_Dataset rows_
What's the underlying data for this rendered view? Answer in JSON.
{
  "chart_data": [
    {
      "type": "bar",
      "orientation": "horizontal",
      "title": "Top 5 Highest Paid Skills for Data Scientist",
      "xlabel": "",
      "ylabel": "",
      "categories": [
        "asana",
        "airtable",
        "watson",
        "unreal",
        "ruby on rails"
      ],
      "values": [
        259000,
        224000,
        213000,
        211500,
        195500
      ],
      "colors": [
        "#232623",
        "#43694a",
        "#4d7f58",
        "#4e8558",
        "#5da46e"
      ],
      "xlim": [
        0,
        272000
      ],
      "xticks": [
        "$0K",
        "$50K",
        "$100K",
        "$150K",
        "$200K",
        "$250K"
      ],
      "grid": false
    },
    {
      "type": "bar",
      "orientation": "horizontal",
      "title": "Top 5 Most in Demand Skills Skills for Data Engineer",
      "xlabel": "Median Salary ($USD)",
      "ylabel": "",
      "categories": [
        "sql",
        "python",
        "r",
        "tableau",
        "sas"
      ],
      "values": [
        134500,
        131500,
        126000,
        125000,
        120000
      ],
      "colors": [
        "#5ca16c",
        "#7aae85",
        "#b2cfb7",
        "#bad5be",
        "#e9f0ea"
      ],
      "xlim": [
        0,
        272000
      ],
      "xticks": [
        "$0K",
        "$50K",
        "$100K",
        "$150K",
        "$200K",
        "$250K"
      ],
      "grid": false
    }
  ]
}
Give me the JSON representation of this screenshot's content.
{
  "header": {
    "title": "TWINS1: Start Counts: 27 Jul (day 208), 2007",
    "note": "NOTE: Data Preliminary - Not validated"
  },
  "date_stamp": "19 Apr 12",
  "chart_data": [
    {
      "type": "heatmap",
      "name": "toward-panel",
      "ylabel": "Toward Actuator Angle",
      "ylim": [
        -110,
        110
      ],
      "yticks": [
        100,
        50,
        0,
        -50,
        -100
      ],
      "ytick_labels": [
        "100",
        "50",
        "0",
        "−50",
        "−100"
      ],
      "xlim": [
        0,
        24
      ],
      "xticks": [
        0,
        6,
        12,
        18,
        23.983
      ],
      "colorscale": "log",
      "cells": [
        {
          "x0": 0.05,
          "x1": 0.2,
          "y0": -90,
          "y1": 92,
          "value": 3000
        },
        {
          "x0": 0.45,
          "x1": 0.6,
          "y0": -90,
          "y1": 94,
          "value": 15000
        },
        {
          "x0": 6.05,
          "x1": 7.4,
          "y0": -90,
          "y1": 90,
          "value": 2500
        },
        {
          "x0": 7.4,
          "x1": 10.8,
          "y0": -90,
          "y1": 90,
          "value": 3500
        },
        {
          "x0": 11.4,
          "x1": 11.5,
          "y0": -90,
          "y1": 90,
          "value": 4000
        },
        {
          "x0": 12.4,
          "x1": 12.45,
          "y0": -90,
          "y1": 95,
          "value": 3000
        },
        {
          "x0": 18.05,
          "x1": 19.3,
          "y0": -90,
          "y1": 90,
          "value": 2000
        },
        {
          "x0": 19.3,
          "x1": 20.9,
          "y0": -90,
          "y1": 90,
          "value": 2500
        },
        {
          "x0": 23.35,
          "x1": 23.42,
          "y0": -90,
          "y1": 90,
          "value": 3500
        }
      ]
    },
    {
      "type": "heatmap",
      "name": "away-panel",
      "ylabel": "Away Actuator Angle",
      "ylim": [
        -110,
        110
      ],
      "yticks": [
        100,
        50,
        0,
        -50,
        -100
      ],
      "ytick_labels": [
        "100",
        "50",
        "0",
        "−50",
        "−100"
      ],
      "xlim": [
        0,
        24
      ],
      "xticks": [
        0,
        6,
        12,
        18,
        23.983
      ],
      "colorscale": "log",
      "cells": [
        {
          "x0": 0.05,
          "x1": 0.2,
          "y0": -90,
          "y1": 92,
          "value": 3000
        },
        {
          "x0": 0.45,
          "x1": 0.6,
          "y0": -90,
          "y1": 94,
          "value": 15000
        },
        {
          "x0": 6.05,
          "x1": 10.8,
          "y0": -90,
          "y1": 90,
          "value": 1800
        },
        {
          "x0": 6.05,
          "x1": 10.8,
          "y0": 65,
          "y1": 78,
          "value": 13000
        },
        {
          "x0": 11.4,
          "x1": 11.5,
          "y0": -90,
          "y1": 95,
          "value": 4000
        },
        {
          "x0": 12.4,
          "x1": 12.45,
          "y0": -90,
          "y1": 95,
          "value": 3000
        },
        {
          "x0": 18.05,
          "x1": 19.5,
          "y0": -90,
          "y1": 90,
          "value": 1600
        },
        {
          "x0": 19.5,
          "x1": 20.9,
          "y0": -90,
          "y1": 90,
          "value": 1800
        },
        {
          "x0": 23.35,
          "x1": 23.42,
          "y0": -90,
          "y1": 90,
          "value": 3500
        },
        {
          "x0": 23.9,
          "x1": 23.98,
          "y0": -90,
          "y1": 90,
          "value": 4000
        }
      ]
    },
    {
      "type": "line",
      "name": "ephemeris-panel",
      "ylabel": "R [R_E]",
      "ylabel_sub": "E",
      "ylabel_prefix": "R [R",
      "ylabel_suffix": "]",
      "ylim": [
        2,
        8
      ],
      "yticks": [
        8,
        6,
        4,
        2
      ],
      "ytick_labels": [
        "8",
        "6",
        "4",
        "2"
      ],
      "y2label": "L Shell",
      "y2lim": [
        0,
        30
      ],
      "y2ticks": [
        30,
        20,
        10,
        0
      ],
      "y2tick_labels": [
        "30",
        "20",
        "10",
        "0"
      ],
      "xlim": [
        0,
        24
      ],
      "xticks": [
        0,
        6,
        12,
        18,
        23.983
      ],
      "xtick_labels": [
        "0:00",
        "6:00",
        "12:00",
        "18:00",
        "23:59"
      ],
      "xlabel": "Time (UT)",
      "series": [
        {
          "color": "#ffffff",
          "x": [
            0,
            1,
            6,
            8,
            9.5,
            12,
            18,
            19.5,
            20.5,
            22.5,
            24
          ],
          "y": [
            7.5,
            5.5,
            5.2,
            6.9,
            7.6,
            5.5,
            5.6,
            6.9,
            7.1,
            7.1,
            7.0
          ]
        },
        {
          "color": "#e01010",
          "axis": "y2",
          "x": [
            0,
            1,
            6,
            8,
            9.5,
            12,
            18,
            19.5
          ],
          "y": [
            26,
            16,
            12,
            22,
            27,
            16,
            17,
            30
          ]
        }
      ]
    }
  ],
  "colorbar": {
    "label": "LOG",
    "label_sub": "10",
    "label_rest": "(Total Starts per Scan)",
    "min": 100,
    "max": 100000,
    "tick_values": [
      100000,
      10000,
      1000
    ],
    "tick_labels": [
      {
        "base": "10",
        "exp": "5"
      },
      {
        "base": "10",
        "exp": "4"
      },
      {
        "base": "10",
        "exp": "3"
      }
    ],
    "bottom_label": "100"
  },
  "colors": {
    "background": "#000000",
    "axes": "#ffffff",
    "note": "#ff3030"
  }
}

_Written exercise_
Repeat each record exactly, leaving nothing out.

_Solved exercise_
What's the underlying data for this rendered view? Answer in JSON.
{
  "chart_data": [
    {
      "type": "bar",
      "orientation": "horizontal",
      "title": "Top 5 Highest Paid Skills for Data Scientist",
      "xlabel": "",
      "ylabel": "",
      "categories": [
        "asana",
        "airtable",
        "watson",
        "unreal",
        "ruby on rails"
      ],
      "values": [
        259000,
        224000,
        213000,
        211500,
        195500
      ],
      "colors": [
        "#232623",
        "#43694a",
        "#4d7f58",
        "#4e8558",
        "#5da46e"
      ],
      "xlim": [
        0,
        272000
      ],
      "xticks": [
        "$0K",
        "$50K",
        "$100K",
        "$150K",
        "$200K",
        "$250K"
      ],
      "grid": false
    },
    {
      "type": "bar",
      "orientation": "horizontal",
      "title": "Top 5 Most in Demand Skills Skills for Data Engineer",
      "xlabel": "Median Salary ($USD)",
      "ylabel": "",
      "categories": [
        "sql",
        "python",
        "r",
        "tableau",
        "sas"
      ],
      "values": [
        134500,
        131500,
        126000,
        125000,
        120000
      ],
      "colors": [
        "#5ca16c",
        "#7aae85",
        "#b2cfb7",
        "#bad5be",
        "#e9f0ea"
      ],
      "xlim": [
        0,
        272000
      ],
      "xticks": [
        "$0K",
        "$50K",
        "$100K",
        "$150K",
        "$200K",
        "$250K"
      ],
      "grid": false
    }
  ]
}
Give me the JSON representation of this screenshot's content.
{
  "header": {
    "title": "TWINS1: Start Counts: 27 Jul (day 208), 2007",
    "note": "NOTE: Data Preliminary - Not validated"
  },
  "date_stamp": "19 Apr 12",
  "chart_data": [
    {
      "type": "heatmap",
      "name": "toward-panel",
      "ylabel": "Toward Actuator Angle",
      "ylim": [
        -110,
        110
      ],
      "yticks": [
        100,
        50,
        0,
        -50,
        -100
      ],
      "ytick_labels": [
        "100",
        "50",
        "0",
        "−50",
        "−100"
      ],
      "xlim": [
        0,
        24
      ],
      "xticks": [
        0,
        6,
        12,
        18,
        23.983
      ],
      "colorscale": "log",
      "cells": [
        {
          "x0": 0.05,
          "x1": 0.2,
          "y0": -90,
          "y1": 92,
          "value": 3000
        },
        {
          "x0": 0.45,
          "x1": 0.6,
          "y0": -90,
          "y1": 94,
          "value": 15000
        },
        {
          "x0": 6.05,
          "x1": 7.4,
          "y0": -90,
          "y1": 90,
          "value": 2500
        },
        {
          "x0": 7.4,
          "x1": 10.8,
          "y0": -90,
          "y1": 90,
          "value": 3500
        },
        {
          "x0": 11.4,
          "x1": 11.5,
          "y0": -90,
          "y1": 90,
          "value": 4000
        },
        {
          "x0": 12.4,
          "x1": 12.45,
          "y0": -90,
          "y1": 95,
          "value": 3000
        },
        {
          "x0": 18.05,
          "x1": 19.3,
          "y0": -90,
          "y1": 90,
          "value": 2000
        },
        {
          "x0": 19.3,
          "x1": 20.9,
          "y0": -90,
          "y1": 90,
          "value": 2500
        },
        {
          "x0": 23.35,
          "x1": 23.42,
          "y0": -90,
          "y1": 90,
          "value": 3500
        }
      ]
    },
    {
      "type": "heatmap",
      "name": "away-panel",
      "ylabel": "Away Actuator Angle",
      "ylim": [
        -110,
        110
      ],
      "yticks": [
        100,
        50,
        0,
        -50,
        -100
      ],
      "ytick_labels": [
        "100",
        "50",
        "0",
        "−50",
        "−100"
      ],
      "xlim": [
        0,
        24
      ],
      "xticks": [
        0,
        6,
        12,
        18,
        23.983
      ],
      "colorscale": "log",
      "cells": [
        {
          "x0": 0.05,
          "x1": 0.2,
          "y0": -90,
          "y1": 92,
          "value": 3000
        },
        {
          "x0": 0.45,
          "x1": 0.6,
          "y0": -90,
          "y1": 94,
          "value": 15000
        },
        {
          "x0": 6.05,
          "x1": 10.8,
          "y0": -90,
          "y1": 90,
          "value": 1800
        },
        {
          "x0": 6.05,
          "x1": 10.8,
          "y0": 65,
          "y1": 78,
          "value": 13000
        },
        {
          "x0": 11.4,
          "x1": 11.5,
          "y0": -90,
          "y1": 95,
          "value": 4000
        },
        {
          "x0": 12.4,
          "x1": 12.45,
          "y0": -90,
          "y1": 95,
          "value": 3000
        },
        {
          "x0": 18.05,
          "x1": 19.5,
          "y0": -90,
          "y1": 90,
          "value": 1600
        },
        {
          "x0": 19.5,
          "x1": 20.9,
          "y0": -90,
          "y1": 90,
          "value": 1800
        },
        {
          "x0": 23.35,
          "x1": 23.42,
          "y0": -90,
          "y1": 90,
          "value": 3500
        },
        {
          "x0": 23.9,
          "x1": 23.98,
          "y0": -90,
          "y1": 90,
          "value": 4000
        }
      ]
    },
    {
      "type": "line",
      "name": "ephemeris-panel",
      "ylabel": "R [R_E]",
      "ylabel_sub": "E",
      "ylabel_prefix": "R [R",
      "ylabel_suffix": "]",
      "ylim": [
        2,
        8
      ],
      "yticks": [
        8,
        6,
        4,
        2
      ],
      "ytick_labels": [
        "8",
        "6",
        "4",
        "2"
      ],
      "y2label": "L Shell",
      "y2lim": [
        0,
        30
      ],
      "y2ticks": [
        30,
        20,
        10,
        0
      ],
      "y2tick_labels": [
        "30",
        "20",
        "10",
        "0"
      ],
      "xlim": [
        0,
        24
      ],
      "xticks": [
        0,
        6,
        12,
        18,
        23.983
      ],
      "xtick_labels": [
        "0:00",
        "6:00",
        "12:00",
        "18:00",
        "23:59"
      ],
      "xlabel": "Time (UT)",
      "series": [
        {
          "color": "#ffffff",
          "x": [
            0,
            1,
            6,
            8,
            9.5,
            12,
            18,
            19.5,
            20.5,
            22.5,
            24
          ],
          "y": [
            7.5,
            5.5,
            5.2,
            6.9,
            7.6,
            5.5,
            5.6,
            6.9,
            7.1,
            7.1,
            7.0
          ]
        },
        {
          "color": "#e01010",
          "axis": "y2",
          "x": [
            0,
            1,
            6,
            8,
            9.5,
            12,
            18,
            19.5
          ],
          "y": [
            26,
            16,
            12,
            22,
            27,
            16,
            17,
            30
          ]
        }
      ]
    }
  ],
  "colorbar": {
    "label": "LOG",
    "label_sub": "10",
    "label_rest": "(Total Starts per Scan)",
    "min": 100,
    "max": 100000,
    "tick_values": [
      100000,
      10000,
      1000
    ],
    "tick_labels": [
      {
        "base": "10",
        "exp": "5"
      },
      {
        "base": "10",
        "exp": "4"
      },
      {
        "base": "10",
        "exp": "3"
      }
    ],
    "bottom_label": "100"
  },
  "colors": {
    "background": "#000000",
    "axes": "#ffffff",
    "note": "#ff3030"
  }
}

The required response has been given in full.